§ Exercise input
• • •

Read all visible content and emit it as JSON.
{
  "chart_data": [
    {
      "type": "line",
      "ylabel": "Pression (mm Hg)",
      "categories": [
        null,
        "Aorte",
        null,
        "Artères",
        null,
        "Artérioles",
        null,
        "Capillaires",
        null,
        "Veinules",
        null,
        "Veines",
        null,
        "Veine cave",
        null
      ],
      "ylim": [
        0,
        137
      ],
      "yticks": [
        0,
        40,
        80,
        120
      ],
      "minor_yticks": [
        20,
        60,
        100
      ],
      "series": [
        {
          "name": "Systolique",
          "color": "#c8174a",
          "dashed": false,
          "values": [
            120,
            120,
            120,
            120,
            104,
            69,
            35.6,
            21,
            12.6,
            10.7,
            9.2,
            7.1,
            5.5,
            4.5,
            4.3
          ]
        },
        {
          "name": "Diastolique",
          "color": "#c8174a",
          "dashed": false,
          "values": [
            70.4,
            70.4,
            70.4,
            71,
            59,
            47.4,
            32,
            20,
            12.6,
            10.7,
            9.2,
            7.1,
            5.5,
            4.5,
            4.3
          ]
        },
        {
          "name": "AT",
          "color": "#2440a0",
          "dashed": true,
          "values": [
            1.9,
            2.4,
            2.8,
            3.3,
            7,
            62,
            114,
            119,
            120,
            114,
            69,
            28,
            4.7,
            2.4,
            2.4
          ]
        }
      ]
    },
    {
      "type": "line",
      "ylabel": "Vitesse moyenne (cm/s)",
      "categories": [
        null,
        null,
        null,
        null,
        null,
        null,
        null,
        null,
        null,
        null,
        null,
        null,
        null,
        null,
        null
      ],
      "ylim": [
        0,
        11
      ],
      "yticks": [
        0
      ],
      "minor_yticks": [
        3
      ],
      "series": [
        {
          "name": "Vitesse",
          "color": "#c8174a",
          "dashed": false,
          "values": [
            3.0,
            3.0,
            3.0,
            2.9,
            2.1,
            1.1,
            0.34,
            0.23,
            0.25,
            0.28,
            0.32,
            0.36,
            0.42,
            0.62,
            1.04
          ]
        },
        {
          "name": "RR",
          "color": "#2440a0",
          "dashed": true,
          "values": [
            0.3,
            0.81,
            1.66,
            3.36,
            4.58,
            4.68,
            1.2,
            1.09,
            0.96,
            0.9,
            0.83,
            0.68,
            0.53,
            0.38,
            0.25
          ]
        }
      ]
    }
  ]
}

• • •

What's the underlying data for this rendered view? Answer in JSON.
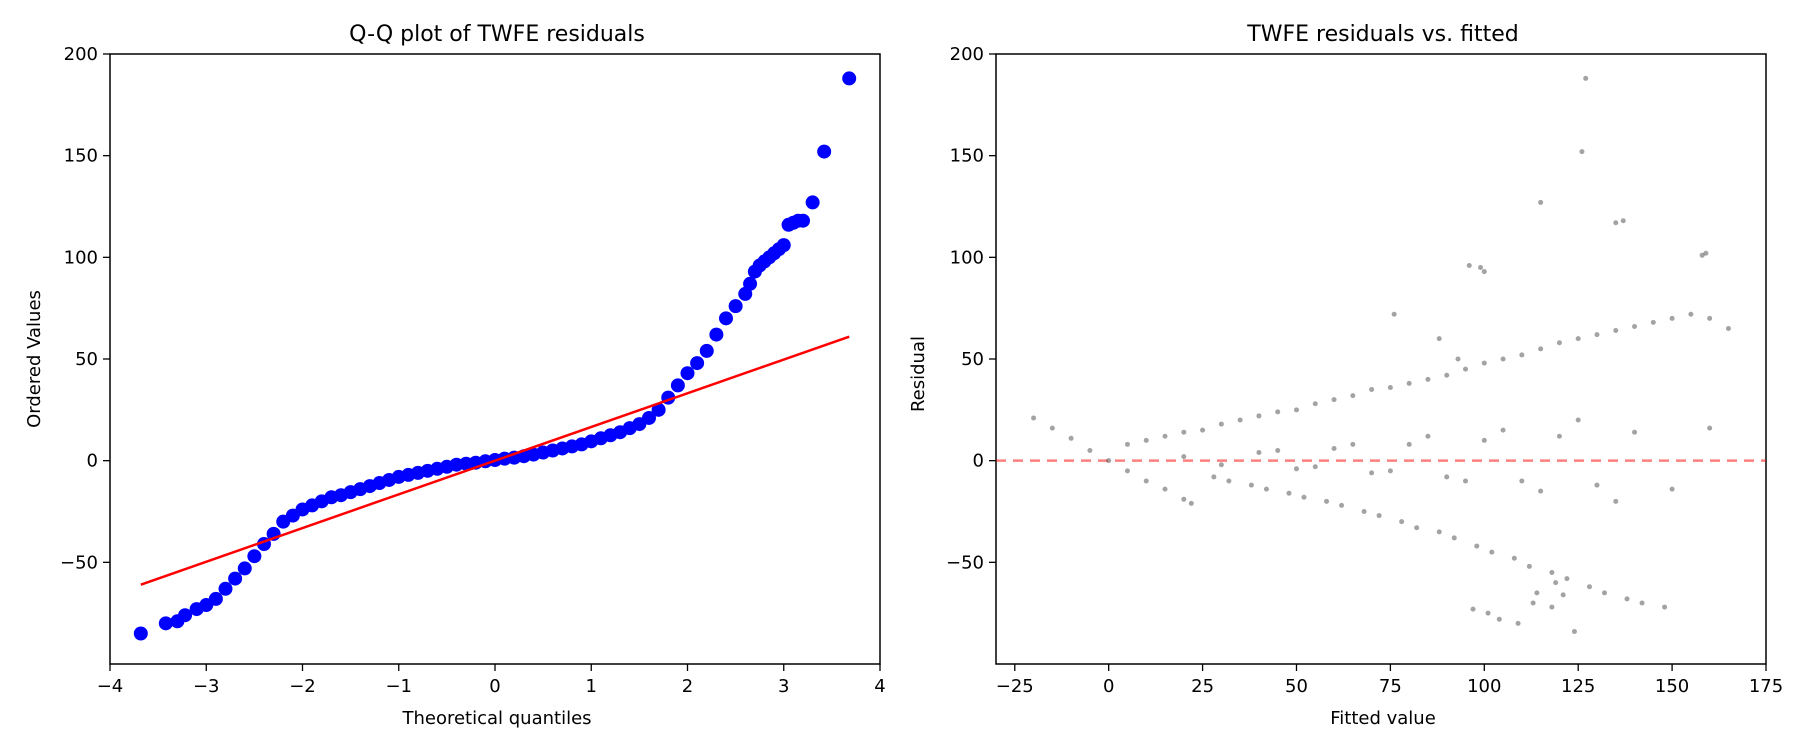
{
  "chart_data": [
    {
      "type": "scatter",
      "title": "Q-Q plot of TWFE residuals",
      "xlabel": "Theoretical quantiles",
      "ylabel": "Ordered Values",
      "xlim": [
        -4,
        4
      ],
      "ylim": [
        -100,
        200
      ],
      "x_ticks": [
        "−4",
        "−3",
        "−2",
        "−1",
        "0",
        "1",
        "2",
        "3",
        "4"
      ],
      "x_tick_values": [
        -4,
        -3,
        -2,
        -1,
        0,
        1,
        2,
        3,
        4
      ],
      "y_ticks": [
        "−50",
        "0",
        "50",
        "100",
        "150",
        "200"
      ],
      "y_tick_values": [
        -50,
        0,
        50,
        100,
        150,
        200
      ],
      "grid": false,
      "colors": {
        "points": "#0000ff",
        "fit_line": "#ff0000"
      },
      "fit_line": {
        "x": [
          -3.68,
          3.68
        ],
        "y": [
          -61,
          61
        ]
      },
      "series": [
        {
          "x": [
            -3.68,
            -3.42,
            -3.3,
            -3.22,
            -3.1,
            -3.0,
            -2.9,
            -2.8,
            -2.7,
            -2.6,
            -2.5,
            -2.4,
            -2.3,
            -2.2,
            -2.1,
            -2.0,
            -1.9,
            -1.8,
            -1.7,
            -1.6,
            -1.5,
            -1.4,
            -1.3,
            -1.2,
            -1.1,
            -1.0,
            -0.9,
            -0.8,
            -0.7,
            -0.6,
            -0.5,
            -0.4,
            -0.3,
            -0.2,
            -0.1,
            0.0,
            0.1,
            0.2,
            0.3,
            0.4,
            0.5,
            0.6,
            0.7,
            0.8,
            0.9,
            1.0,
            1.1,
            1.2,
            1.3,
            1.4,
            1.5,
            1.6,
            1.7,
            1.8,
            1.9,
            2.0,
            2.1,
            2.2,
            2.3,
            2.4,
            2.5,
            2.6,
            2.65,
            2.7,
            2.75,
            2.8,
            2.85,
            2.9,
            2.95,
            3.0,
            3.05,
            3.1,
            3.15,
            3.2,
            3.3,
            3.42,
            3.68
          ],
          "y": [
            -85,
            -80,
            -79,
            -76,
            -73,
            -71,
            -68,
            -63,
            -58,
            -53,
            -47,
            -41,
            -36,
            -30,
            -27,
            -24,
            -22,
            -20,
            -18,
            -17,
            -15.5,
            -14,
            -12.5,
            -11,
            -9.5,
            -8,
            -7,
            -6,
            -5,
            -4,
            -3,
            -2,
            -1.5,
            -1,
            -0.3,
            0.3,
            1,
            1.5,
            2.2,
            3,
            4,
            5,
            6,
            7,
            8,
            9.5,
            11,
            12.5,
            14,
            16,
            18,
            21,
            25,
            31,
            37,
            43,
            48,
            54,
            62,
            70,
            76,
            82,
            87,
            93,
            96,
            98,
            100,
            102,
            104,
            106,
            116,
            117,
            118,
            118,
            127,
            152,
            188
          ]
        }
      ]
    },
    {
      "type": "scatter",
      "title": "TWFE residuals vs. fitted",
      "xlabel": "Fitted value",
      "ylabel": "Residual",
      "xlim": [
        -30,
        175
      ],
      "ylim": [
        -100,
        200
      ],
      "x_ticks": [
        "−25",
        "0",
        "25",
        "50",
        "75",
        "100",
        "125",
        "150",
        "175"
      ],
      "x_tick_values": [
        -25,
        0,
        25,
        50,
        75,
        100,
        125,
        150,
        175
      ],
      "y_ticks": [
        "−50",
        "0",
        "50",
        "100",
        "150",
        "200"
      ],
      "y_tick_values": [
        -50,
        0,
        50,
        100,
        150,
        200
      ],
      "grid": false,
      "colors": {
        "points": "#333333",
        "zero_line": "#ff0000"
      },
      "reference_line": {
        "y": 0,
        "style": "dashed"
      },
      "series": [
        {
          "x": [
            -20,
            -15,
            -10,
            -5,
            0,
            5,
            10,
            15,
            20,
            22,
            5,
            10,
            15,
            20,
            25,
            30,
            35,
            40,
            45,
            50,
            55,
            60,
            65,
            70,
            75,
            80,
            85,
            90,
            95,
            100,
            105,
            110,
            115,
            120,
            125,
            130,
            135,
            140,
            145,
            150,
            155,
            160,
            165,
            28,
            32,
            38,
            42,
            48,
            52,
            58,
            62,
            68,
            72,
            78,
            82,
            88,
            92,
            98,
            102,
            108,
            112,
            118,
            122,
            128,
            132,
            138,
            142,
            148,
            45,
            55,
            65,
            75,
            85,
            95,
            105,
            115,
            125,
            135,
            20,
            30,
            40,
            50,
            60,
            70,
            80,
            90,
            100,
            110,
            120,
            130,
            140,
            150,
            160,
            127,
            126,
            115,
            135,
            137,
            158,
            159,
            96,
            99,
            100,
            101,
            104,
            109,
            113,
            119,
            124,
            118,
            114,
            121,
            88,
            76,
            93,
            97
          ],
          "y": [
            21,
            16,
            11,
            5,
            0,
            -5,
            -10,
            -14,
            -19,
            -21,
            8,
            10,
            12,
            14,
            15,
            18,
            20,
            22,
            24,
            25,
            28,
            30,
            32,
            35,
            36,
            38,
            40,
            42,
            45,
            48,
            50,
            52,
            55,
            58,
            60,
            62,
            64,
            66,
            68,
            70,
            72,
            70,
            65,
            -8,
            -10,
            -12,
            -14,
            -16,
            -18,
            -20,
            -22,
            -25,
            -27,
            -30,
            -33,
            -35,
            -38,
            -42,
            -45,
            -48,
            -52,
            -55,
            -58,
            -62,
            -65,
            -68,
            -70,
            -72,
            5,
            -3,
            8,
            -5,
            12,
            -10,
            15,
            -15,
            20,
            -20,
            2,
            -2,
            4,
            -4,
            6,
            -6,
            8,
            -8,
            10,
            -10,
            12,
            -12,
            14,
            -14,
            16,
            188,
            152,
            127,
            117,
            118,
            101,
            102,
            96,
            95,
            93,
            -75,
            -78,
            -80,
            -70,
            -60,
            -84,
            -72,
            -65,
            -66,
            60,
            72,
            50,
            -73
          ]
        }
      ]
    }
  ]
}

• • •

Copy all lines of the material above where the string "ylabel" occurs.

§ Exercise result
      "ylabel": "Pression (mm Hg)",
      "ylabel": "Vitesse moyenne (cm/s)",
      "ylabel": "Ordered Values",
      "ylabel": "Residual",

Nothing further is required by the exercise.